#### Stated problem:
Your task is to give the number of lines in the listing that include "Lorem", and nothing else.

#### Dataset extract:
━━━━━━━━━━━━━━━━━━━━

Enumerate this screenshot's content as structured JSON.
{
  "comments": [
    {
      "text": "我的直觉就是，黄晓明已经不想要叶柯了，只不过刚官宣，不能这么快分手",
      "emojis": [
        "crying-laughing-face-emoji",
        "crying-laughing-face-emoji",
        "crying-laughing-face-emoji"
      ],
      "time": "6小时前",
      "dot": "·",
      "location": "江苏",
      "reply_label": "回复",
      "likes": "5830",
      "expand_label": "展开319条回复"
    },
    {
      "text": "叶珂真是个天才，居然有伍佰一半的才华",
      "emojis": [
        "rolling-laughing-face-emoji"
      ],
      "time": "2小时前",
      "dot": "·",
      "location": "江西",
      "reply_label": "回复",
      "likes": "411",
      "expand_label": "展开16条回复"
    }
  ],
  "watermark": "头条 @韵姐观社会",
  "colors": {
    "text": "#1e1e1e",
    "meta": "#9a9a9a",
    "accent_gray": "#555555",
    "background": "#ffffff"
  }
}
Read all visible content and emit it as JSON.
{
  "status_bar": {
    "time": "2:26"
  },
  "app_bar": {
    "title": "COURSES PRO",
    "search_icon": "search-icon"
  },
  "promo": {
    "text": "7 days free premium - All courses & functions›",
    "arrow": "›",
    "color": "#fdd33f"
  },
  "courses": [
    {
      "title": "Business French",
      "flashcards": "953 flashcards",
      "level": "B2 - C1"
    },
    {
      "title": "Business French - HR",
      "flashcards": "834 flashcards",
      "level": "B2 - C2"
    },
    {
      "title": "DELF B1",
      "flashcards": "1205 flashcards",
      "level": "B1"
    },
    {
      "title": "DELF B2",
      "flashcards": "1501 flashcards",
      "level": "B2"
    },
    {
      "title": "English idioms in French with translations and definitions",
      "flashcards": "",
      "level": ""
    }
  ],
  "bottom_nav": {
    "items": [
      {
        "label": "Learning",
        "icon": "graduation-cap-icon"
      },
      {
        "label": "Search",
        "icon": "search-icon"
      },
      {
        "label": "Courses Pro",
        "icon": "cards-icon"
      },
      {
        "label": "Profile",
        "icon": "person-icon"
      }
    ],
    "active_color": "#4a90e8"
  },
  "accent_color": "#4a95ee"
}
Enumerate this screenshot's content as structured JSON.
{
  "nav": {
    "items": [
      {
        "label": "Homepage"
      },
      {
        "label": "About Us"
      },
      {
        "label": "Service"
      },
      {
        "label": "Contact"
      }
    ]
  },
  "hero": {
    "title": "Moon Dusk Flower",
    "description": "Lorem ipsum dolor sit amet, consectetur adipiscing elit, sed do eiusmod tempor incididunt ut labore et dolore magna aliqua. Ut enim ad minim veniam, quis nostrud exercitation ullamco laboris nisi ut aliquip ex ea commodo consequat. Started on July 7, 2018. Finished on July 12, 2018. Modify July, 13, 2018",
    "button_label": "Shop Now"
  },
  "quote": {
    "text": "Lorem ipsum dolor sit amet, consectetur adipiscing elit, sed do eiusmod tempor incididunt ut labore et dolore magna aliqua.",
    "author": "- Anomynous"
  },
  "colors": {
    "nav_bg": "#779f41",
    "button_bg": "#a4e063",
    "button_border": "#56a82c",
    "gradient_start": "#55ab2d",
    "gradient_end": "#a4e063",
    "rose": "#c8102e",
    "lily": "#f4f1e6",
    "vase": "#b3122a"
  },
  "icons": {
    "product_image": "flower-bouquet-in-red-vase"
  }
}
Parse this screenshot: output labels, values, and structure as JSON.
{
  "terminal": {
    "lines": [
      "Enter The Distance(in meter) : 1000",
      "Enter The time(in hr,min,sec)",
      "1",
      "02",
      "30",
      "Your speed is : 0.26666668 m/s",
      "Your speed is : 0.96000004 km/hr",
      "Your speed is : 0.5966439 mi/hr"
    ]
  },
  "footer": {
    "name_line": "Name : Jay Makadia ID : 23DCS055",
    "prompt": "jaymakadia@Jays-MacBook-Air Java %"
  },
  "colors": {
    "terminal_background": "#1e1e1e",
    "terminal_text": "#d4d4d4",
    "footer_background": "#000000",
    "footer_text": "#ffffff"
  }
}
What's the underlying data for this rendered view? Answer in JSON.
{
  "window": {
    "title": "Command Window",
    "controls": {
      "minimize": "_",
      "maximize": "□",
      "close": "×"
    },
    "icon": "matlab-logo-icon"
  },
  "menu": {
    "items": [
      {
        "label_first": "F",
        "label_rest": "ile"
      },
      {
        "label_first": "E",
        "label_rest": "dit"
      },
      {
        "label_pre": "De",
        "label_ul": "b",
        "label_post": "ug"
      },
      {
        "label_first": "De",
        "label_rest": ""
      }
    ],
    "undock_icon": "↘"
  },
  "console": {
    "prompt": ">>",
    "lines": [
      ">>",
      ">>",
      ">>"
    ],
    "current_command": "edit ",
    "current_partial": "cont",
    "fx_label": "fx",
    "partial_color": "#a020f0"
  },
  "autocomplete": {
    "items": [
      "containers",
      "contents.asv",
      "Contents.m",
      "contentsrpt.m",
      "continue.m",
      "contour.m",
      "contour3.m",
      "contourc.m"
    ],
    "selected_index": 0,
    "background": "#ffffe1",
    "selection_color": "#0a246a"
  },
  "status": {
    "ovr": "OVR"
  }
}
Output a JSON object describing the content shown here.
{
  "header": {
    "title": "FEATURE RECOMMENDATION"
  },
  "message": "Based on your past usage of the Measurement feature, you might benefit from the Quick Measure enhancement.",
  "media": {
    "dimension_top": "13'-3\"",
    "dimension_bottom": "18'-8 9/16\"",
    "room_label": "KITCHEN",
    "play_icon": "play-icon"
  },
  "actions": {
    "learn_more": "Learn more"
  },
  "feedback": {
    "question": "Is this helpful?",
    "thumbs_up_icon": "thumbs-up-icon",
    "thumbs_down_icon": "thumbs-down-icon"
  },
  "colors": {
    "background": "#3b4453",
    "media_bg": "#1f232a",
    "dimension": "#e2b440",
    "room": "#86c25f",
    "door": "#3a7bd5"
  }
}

━━━━━━━━━━━━━━━━━━━━

#### Task response:
2